Could you output each line of the data that follows exactly?

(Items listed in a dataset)

** begin **

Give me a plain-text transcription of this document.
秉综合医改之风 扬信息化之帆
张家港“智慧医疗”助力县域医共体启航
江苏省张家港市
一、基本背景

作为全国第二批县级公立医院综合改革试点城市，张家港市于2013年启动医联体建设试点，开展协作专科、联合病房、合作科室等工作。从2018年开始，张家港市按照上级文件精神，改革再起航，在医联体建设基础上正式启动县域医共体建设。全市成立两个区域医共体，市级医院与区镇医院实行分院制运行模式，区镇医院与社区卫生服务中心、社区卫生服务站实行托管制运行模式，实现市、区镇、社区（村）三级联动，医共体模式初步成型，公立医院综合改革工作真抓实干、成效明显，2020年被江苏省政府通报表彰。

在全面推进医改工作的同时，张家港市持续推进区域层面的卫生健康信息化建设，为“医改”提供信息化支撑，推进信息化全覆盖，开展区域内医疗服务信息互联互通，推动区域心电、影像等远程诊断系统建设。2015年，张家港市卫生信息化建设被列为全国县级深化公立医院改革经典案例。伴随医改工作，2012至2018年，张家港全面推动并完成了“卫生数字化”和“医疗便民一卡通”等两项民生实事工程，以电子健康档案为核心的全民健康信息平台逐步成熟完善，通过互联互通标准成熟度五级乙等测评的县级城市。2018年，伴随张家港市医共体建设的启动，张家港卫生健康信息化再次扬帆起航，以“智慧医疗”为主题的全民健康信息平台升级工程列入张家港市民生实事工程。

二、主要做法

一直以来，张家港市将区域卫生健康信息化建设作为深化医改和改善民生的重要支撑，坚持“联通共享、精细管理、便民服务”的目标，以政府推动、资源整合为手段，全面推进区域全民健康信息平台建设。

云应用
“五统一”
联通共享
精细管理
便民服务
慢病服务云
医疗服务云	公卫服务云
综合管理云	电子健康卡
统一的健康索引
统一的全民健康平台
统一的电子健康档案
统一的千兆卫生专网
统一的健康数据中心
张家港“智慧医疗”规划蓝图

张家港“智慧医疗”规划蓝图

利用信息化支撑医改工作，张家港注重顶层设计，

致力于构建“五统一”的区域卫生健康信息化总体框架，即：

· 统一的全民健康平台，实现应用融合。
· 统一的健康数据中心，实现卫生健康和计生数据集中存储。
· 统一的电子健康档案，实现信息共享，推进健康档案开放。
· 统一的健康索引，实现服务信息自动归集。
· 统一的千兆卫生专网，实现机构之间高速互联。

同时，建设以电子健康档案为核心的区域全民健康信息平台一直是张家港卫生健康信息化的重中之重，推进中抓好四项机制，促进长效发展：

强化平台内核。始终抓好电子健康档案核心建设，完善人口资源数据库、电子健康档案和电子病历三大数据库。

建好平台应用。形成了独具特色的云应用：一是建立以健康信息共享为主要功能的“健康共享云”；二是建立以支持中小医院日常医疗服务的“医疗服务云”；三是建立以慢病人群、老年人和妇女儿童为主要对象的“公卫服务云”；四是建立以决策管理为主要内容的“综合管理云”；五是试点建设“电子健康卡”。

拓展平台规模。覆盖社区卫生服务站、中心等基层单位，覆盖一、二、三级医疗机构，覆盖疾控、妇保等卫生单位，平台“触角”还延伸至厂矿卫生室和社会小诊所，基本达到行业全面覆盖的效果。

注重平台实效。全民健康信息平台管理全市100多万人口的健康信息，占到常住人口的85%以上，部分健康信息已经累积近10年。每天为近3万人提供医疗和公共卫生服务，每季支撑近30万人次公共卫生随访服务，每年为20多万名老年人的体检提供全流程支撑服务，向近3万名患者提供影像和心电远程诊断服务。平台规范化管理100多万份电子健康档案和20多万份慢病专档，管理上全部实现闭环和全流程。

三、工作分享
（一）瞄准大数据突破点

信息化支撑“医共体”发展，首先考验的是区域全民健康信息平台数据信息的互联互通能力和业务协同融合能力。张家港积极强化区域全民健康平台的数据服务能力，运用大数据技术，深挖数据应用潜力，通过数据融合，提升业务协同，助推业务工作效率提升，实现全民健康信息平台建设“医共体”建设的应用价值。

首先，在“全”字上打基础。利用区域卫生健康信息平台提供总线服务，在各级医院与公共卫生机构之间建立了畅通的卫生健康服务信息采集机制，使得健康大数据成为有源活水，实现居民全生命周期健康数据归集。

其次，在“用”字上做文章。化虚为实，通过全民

** end **

TASK ANSWER
Give me a plain-text transcription of this document.
秉综合医改之风 扬信息化之帆
张家港“智慧医疗”助力县域医共体启航
江苏省张家港市
一、基本背景

作为全国第二批县级公立医院综合改革试点城市，张家港市于2013年启动医联体建设试点，开展协作专科、联合病房、合作科室等工作。从2018年开始，张家港市按照上级文件精神，改革再起航，在医联体建设基础上正式启动县域医共体建设。全市成立两个区域医共体，市级医院与区镇医院实行分院制运行模式，区镇医院与社区卫生服务中心、社区卫生服务站实行托管制运行模式，实现市、区镇、社区（村）三级联动，医共体模式初步成型，公立医院综合改革工作真抓实干、成效明显，2020年被江苏省政府通报表彰。

在全面推进医改工作的同时，张家港市持续推进区域层面的卫生健康信息化建设，为“医改”提供信息化支撑，推进信息化全覆盖，开展区域内医疗服务信息互联互通，推动区域心电、影像等远程诊断系统建设。2015年，张家港市卫生信息化建设被列为全国县级深化公立医院改革经典案例。伴随医改工作，2012至2018年，张家港全面推动并完成了“卫生数字化”和“医疗便民一卡通”等两项民生实事工程，以电子健康档案为核心的全民健康信息平台逐步成熟完善，通过互联互通标准成熟度五级乙等测评的县级城市。2018年，伴随张家港市医共体建设的启动，张家港卫生健康信息化再次扬帆起航，以“智慧医疗”为主题的全民健康信息平台升级工程列入张家港市民生实事工程。

二、主要做法

一直以来，张家港市将区域卫生健康信息化建设作为深化医改和改善民生的重要支撑，坚持“联通共享、精细管理、便民服务”的目标，以政府推动、资源整合为手段，全面推进区域全民健康信息平台建设。

云应用
“五统一”
联通共享
精细管理
便民服务
慢病服务云
医疗服务云	公卫服务云
综合管理云	电子健康卡
统一的健康索引
统一的全民健康平台
统一的电子健康档案
统一的千兆卫生专网
统一的健康数据中心
张家港“智慧医疗”规划蓝图

张家港“智慧医疗”规划蓝图

利用信息化支撑医改工作，张家港注重顶层设计，

致力于构建“五统一”的区域卫生健康信息化总体框架，即：

· 统一的全民健康平台，实现应用融合。
· 统一的健康数据中心，实现卫生健康和计生数据集中存储。
· 统一的电子健康档案，实现信息共享，推进健康档案开放。
· 统一的健康索引，实现服务信息自动归集。
· 统一的千兆卫生专网，实现机构之间高速互联。

同时，建设以电子健康档案为核心的区域全民健康信息平台一直是张家港卫生健康信息化的重中之重，推进中抓好四项机制，促进长效发展：

强化平台内核。始终抓好电子健康档案核心建设，完善人口资源数据库、电子健康档案和电子病历三大数据库。

建好平台应用。形成了独具特色的云应用：一是建立以健康信息共享为主要功能的“健康共享云”；二是建立以支持中小医院日常医疗服务的“医疗服务云”；三是建立以慢病人群、老年人和妇女儿童为主要对象的“公卫服务云”；四是建立以决策管理为主要内容的“综合管理云”；五是试点建设“电子健康卡”。

拓展平台规模。覆盖社区卫生服务站、中心等基层单位，覆盖一、二、三级医疗机构，覆盖疾控、妇保等卫生单位，平台“触角”还延伸至厂矿卫生室和社会小诊所，基本达到行业全面覆盖的效果。

注重平台实效。全民健康信息平台管理全市100多万人口的健康信息，占到常住人口的85%以上，部分健康信息已经累积近10年。每天为近3万人提供医疗和公共卫生服务，每季支撑近30万人次公共卫生随访服务，每年为20多万名老年人的体检提供全流程支撑服务，向近3万名患者提供影像和心电远程诊断服务。平台规范化管理100多万份电子健康档案和20多万份慢病专档，管理上全部实现闭环和全流程。

三、工作分享
（一）瞄准大数据突破点

信息化支撑“医共体”发展，首先考验的是区域全民健康信息平台数据信息的互联互通能力和业务协同融合能力。张家港积极强化区域全民健康平台的数据服务能力，运用大数据技术，深挖数据应用潜力，通过数据融合，提升业务协同，助推业务工作效率提升，实现全民健康信息平台建设“医共体”建设的应用价值。

首先，在“全”字上打基础。利用区域卫生健康信息平台提供总线服务，在各级医院与公共卫生机构之间建立了畅通的卫生健康服务信息采集机制，使得健康大数据成为有源活水，实现居民全生命周期健康数据归集。

其次，在“用”字上做文章。化虚为实，通过全民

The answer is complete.